- Goal
Find every line of the listing below where "prekidač" appears, and copy it.

- Data rows
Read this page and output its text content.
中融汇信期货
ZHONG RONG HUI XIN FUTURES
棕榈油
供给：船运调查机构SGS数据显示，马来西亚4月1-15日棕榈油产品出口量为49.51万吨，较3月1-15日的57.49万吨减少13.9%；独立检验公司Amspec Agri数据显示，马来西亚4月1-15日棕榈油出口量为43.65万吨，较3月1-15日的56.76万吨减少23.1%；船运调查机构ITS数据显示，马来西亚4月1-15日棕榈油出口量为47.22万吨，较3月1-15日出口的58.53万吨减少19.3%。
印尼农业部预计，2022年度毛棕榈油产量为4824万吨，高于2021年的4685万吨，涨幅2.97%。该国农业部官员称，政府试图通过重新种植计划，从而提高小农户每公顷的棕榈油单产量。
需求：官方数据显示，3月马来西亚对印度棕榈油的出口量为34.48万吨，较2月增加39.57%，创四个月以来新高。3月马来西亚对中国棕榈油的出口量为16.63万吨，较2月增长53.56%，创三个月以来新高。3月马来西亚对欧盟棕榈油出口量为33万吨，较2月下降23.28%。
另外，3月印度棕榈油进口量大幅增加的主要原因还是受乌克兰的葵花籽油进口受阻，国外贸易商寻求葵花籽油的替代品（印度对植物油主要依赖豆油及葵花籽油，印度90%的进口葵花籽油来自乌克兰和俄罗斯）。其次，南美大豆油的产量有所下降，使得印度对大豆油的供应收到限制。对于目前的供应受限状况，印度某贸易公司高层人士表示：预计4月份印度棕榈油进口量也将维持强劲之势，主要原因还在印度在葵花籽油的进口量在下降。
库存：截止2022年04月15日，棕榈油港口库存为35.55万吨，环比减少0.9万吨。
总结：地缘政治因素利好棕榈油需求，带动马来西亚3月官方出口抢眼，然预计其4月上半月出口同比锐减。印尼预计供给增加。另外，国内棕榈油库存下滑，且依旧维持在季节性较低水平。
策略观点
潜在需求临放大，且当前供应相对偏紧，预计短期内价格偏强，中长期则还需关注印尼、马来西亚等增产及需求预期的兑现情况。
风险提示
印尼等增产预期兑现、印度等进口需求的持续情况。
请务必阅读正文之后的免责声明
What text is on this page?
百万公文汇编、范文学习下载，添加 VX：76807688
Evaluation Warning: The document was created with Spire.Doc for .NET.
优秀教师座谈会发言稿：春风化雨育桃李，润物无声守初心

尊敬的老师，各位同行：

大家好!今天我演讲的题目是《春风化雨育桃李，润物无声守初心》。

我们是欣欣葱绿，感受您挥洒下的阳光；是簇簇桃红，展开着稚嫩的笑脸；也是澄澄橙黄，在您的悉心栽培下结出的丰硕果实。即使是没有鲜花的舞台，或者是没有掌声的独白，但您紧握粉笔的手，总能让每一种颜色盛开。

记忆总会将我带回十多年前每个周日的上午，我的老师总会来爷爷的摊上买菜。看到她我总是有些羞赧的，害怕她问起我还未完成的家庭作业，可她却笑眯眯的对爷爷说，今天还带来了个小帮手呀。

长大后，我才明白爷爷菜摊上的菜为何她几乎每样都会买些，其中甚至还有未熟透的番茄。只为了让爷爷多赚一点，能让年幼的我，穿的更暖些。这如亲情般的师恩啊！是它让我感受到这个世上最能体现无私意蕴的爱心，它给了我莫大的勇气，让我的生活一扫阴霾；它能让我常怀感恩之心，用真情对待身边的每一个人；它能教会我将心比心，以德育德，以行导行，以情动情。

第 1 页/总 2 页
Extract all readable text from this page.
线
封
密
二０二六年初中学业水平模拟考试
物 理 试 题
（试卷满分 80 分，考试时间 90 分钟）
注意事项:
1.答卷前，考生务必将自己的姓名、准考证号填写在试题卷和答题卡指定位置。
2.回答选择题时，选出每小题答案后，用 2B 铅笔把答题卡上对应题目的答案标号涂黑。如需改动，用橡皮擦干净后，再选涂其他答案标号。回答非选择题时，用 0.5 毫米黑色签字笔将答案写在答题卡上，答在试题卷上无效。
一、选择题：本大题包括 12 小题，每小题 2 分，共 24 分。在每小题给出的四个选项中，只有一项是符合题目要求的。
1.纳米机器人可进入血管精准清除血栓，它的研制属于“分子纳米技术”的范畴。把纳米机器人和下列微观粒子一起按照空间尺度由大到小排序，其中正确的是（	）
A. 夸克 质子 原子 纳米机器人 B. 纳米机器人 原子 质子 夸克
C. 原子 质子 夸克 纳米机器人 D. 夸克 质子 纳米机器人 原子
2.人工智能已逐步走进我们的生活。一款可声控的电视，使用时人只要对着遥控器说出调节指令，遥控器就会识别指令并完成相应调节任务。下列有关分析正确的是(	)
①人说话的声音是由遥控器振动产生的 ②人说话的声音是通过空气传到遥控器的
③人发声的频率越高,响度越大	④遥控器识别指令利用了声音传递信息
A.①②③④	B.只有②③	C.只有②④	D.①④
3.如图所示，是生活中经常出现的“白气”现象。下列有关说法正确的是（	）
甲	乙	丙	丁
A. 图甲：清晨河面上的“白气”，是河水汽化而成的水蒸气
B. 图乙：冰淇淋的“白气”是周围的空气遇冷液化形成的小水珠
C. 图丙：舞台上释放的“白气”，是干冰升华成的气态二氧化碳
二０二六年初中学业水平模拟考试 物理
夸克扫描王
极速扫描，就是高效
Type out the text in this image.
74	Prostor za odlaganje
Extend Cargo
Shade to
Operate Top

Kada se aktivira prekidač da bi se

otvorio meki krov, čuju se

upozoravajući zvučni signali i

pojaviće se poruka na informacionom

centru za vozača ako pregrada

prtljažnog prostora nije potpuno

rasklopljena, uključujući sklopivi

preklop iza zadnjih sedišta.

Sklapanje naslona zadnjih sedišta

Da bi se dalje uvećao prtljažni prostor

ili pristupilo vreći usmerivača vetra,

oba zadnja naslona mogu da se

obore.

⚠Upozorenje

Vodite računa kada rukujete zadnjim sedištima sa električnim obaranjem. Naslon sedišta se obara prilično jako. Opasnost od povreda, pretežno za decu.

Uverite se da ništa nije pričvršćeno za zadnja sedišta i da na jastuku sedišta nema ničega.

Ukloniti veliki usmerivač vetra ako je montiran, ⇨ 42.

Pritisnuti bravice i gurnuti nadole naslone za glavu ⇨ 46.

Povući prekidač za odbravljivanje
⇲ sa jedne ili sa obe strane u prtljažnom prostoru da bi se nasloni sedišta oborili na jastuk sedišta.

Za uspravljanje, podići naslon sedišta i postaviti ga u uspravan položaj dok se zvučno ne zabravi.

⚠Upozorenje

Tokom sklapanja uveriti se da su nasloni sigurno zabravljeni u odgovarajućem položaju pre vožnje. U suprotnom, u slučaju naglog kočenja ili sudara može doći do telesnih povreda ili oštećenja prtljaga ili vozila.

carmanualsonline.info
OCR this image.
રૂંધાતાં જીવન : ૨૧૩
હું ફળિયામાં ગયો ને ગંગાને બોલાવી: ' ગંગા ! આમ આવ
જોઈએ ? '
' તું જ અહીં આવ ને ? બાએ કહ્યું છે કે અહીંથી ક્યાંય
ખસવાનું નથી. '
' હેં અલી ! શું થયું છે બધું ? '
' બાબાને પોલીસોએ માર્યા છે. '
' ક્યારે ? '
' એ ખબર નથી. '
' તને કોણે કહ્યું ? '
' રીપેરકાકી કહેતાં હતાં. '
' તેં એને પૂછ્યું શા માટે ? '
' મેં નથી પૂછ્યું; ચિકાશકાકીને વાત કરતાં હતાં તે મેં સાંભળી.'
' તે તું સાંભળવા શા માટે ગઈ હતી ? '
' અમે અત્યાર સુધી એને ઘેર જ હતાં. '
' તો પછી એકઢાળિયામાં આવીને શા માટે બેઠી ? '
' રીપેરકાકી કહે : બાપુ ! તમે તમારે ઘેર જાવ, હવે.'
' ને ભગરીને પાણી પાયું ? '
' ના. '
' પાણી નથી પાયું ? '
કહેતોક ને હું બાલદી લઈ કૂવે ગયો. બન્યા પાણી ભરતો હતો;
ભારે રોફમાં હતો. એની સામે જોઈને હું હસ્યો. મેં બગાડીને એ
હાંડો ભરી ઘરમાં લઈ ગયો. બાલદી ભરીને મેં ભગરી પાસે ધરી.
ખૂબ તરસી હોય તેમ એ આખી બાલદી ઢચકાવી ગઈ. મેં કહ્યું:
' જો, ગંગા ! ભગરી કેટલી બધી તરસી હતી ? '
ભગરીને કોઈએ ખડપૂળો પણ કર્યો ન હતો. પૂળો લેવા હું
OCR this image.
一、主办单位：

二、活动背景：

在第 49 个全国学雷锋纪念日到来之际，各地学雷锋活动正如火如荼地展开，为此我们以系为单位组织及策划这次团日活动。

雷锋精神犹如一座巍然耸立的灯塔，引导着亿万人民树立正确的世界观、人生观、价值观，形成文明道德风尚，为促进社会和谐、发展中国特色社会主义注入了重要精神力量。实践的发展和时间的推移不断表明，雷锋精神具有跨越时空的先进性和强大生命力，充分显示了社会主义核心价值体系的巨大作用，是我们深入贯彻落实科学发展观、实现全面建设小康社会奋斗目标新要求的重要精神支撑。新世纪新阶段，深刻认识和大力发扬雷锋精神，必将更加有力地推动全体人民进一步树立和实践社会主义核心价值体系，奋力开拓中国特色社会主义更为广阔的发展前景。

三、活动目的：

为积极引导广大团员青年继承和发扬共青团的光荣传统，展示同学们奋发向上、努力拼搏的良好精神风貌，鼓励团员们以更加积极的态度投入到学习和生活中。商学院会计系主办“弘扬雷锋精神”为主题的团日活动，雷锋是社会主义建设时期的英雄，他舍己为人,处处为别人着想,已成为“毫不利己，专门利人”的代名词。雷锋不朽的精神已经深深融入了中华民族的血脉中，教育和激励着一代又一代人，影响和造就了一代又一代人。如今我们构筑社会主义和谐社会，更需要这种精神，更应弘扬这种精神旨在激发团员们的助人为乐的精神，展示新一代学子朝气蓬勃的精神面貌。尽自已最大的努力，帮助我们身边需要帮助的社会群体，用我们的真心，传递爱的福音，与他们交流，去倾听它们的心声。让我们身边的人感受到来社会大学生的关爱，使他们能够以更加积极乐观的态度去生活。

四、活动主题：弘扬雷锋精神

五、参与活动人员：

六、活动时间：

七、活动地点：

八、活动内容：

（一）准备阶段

- Solution for this task
Kada se aktivira prekidač da bi se
Povući prekidač za odbravljivanje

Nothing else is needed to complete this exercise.